- **Objective**
Each line that holds the word "money" is to be identified and copied.

'''

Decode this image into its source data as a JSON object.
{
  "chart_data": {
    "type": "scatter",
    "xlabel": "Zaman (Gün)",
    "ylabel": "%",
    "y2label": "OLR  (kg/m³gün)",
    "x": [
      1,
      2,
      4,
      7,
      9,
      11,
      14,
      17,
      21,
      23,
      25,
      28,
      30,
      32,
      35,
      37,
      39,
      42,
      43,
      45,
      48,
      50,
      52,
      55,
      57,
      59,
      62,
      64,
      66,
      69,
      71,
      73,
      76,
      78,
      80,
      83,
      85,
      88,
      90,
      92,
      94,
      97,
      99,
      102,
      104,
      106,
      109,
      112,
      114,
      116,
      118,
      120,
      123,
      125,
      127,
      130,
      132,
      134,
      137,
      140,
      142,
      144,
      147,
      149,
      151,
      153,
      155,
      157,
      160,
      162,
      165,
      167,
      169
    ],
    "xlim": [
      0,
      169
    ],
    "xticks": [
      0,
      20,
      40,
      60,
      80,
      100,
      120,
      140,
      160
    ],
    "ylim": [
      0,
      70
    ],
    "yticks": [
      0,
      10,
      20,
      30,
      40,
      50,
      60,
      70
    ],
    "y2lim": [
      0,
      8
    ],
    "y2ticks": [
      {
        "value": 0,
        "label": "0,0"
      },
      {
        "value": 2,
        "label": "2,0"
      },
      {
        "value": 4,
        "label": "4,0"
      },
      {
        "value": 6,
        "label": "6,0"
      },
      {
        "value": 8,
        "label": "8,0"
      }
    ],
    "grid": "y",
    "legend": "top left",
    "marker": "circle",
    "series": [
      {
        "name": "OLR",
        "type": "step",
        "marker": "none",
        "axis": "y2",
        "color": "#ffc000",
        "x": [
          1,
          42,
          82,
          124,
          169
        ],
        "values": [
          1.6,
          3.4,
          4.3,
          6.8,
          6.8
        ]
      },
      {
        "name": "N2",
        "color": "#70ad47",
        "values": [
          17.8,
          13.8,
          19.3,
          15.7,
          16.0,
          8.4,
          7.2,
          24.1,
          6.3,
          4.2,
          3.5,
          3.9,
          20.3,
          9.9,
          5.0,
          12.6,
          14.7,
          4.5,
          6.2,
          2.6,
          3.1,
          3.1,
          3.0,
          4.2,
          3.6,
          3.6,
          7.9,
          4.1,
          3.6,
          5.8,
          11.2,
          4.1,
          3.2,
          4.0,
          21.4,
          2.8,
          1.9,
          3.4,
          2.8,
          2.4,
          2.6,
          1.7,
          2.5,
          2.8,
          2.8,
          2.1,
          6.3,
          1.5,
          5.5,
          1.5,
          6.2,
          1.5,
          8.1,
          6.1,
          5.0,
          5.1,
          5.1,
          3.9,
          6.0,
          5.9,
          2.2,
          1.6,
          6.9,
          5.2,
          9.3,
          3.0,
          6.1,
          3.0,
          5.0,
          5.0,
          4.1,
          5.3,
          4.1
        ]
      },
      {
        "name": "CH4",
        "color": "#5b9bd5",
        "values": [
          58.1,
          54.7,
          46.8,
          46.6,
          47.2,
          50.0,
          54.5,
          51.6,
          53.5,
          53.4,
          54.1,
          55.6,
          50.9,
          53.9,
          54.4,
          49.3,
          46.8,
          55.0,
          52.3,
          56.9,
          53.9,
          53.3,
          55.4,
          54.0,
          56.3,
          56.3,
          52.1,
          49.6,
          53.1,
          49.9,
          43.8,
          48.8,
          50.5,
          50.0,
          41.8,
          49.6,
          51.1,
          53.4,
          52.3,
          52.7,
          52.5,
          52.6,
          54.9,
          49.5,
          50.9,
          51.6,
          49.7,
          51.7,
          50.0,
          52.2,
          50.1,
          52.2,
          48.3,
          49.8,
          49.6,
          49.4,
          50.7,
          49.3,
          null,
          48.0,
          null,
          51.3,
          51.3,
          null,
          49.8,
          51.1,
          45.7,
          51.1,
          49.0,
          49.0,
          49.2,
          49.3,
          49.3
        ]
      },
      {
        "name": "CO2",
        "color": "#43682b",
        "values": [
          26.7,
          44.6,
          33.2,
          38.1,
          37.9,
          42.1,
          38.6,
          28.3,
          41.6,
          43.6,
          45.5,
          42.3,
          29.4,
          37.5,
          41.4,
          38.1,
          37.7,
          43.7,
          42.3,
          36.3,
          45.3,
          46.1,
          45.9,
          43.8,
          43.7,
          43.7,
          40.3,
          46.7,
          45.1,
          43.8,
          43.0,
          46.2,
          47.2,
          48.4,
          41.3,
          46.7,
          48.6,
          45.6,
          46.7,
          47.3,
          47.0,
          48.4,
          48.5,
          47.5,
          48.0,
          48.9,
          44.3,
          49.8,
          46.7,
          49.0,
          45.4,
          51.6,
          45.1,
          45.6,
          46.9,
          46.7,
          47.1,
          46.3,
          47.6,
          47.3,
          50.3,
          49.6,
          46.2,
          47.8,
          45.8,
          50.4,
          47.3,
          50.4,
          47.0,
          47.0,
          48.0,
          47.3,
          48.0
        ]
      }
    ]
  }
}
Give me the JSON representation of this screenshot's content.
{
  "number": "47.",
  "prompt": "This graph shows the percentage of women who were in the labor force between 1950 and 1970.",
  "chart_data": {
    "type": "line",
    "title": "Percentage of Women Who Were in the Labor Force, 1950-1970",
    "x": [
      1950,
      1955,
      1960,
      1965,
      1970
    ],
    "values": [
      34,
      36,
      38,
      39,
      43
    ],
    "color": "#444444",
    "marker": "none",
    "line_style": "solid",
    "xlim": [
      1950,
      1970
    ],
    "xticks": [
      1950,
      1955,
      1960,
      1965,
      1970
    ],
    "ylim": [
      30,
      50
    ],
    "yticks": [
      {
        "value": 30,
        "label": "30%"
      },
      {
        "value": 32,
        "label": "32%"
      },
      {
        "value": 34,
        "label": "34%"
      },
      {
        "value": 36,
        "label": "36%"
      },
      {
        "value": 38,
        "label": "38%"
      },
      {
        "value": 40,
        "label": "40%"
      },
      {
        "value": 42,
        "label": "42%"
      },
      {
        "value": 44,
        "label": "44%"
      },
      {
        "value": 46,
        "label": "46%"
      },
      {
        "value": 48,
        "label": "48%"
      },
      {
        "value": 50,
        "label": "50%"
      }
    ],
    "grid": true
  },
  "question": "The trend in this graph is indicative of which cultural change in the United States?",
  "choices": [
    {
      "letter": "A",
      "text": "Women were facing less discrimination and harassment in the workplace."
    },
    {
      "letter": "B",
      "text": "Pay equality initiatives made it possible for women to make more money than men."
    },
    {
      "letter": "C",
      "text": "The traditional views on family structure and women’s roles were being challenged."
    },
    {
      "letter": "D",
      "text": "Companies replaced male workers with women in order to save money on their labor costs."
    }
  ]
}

'''

- **Answer for the task**
      "text": "Pay equality initiatives made it possible for women to make more money than men."
      "text": "Companies replaced male workers with women in order to save money on their labor costs."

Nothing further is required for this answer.